**DA SVOLGERE:**
**1)** Indica se ciascuna affermazione concorda con il testo sul rischio d'impresa, rispondendo sì o no e citando tra virgolette le parole del testo che lo stabiliscono: (a) la frase sulle imprese cominciate con pericolo è attribuita a Machiavelli; (b) Ludovico Ariosto vi è definito il primo romanziere della modernità; (c) secondo il testo, la vicenda delle cose e la loro riuscita hanno bisogno di protezionismi.
**2)** Prosegui il testo sul rischio d'impresa dal punto in cui si interrompe.

La Città del Secondo Rinascimento

Numero 14 - L'impresa, l'avventura e il rischio

Sergio Dalla Val
cifrematico, brainworker, presidente dell’Associazione Culturale Progetto Emilia Romagna

IL RISCHIO D'IMPRESA

Tra una guerra mediatica e un reality show, dal paradiso esotico all’inferno burocratico, l’avventura sembra essere diventata appannaggio dello spettacolo, dunque dell’ordinario: un’avventura facile, gestibile, tutto compreso, anche in campo erotico, non si nega a nessuno, purché circoscritta, sancita da trofei e attestati. Avventura senza rischio, contro il quale occorre creare sempre nuovi sistemi di protezione, identificato com’è con un pericolo mortale sempre più localizzato, qui nel mercato e nella globalizzazione, lì nell’Islam e nella Cina. Viene proposta così l’avventura come colpo di vita, contro il rischio come colpo di morte. Sullo sfondo, la paura, con cui vita e morte si allineano, con cui la vita deve soggiacere alla minaccia della morte.

Questa mitologia illuministico-romantica, questa religione della paura della morte è presunta guidare il pianeta, proteggere l’avventura, favorire l’impresa.

Ma la vicenda delle cose e la loro riuscita non hanno bisogno di aiuti o protezionismi: esigono intelligenza e strategia – che trovano nell’avventura la loro condizione – e poggiano sull’impresa – che è assicurata dal rischio. “Sempre quelle imprese che con pericolo si cominciono si finiscono con premio, e di uno pericolo mai si uscì sanza pericolo”, scrive Machiavelli. Cui fa eco il primo romanziere della modernità, Ludovico Ariosto: “Va il cavallier per quella selva immensa / facendo or una, e or un’altra via / dove più aver strane avventure pensa”.

Ma chi incarna oggi la virtù del principe di cui parla Machiavelli? Chi osa le audaci imprese di cui canta Ariosto? Quale capitano? Può dirsi imprenditore chi accusa l’euro, crede nella recessione, invoca dazi? Ha chance di riuscita chi si abbandona e abbandona, chi vende se stesso prima e la propria impresa poi, che si ridimensiona o fa dismissioni, chi si ricicla e si rigenera, chi delega ai manager e si affida ai tecnici?

Questo numero della nostra rivista procede dalla constatazione che il pianeta non è per la morte ma esiste nel rinascimento, nella modernità, nella globalizzazione cui anche l’Islam, la Cina e l’India tendono. Si tratta di verificare, nella testimonianza degli imprenditori, dei manager, dei banchieri, se e come l’Europa stessa sia nella modernità, anziché nella provincia e nell’arcaismo che sembrano pervaderla, almeno considerando la sua monumentale Costituzione e l’ancor più monumentale burocrazia.

[Voci archiviate del dataset]
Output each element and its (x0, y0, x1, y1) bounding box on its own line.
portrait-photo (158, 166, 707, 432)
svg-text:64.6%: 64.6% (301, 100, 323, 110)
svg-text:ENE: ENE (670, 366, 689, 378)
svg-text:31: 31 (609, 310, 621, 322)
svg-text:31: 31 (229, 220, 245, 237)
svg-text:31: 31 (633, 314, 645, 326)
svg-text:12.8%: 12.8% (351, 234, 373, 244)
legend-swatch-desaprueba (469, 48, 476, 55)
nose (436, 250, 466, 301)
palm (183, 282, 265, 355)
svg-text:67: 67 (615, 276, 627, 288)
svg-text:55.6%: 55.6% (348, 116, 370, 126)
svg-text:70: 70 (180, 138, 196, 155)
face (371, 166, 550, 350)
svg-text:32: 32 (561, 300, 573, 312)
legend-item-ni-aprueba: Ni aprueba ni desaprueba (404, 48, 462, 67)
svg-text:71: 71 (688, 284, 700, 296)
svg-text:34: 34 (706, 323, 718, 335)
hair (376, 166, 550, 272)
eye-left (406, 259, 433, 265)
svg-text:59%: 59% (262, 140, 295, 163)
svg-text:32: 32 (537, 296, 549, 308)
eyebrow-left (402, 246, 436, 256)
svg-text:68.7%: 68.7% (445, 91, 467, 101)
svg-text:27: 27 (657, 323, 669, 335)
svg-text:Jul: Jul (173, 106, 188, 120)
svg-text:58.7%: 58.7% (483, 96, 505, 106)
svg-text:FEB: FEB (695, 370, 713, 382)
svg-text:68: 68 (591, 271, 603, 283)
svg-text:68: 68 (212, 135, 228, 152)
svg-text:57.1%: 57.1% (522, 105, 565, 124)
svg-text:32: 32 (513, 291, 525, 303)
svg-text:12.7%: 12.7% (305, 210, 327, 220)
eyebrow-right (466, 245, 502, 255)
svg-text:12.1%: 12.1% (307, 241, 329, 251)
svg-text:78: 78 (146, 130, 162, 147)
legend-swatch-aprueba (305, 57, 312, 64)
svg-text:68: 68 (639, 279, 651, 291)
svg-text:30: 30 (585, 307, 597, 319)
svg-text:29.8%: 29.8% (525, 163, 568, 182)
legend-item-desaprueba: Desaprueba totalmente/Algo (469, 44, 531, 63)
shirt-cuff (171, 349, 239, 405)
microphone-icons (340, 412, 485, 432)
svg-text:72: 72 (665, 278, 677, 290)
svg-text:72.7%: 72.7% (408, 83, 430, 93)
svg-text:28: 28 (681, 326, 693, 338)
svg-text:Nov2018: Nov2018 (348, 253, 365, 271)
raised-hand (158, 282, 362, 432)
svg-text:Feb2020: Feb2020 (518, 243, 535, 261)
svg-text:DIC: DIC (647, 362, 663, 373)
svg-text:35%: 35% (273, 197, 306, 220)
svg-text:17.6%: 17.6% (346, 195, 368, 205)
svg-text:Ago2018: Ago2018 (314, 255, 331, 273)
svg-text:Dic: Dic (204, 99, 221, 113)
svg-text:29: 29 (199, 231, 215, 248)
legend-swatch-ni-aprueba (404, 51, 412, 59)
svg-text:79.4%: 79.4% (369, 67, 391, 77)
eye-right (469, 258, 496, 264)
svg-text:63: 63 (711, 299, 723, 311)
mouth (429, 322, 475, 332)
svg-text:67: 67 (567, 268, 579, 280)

**RISPOSTE:**
**1)**
(a) Sì: "scrive Machiavelli".
(b) Sì: "il primo romanziere della modernità, Ludovico Ariosto".
(c) No: "non hanno bisogno di aiuti o protezionismi".

**2)**
L’Europa della modernità trova le sue radici nel rinascimento, nella cultura e nell’impresa, nell’arte e nella finanza, come sottolinea Antonio Baldassarre, non nell’illuminismo. In questa Europa non spaziale c’è Israele, come si avverte nella conferenza di Shimon Peres, ci sono i paesi arabi e quelli dell’Est: questione d’invenzione della civiltà non di scontro tra civiltà. La stessa normativa per le banche, Basilea 2, può risultare, come nota Massimo Zattera, una chance per il finanziamento dell’impresa, non una strozzatura del credito.

Gli imprenditori interpellati in questo numero testimoniano, come Guidalberto Guidi, quanto essenziale sia per l’imprenditore il rischio d’impresa, che è il rischio di riuscita, proprio del fare secondo l’occorrenza: senza questo rischio ci sono l’affanno e l’indaffaramento, l’impresa si blocca per i suoi stessi impegni e obblighi, come dimostra l’economista Donald Sull. Ma questi imprenditori, come in realtà ciascuno, non hanno alternativa alla riuscita, dunque non credono alle scelte obbligate. L’impossibilità della scelta obbligata, ovvero dell’obbligo alla scelta, comporta che l’avventura non sia né bella né brutta: è avventura intellettuale, contrappunto dell’astrazione, condizione dell’articolazione e dello svolgimento delle cose. Chi procede dall’apertura, da una scelta non esclusiva, constata che solo se localizzato o percepito questo contrappunto risulta una disavventura, anziché ciò che intesse la vicenda, il cammino con cui l’impresa giunge alla qualità. “L’avventura è la melodia dell’Altro”, scrive Armando Verdiglione, per questo chi pensa di poter scegliere esclude l’avventura, perché toglie di mezzo l’Altro.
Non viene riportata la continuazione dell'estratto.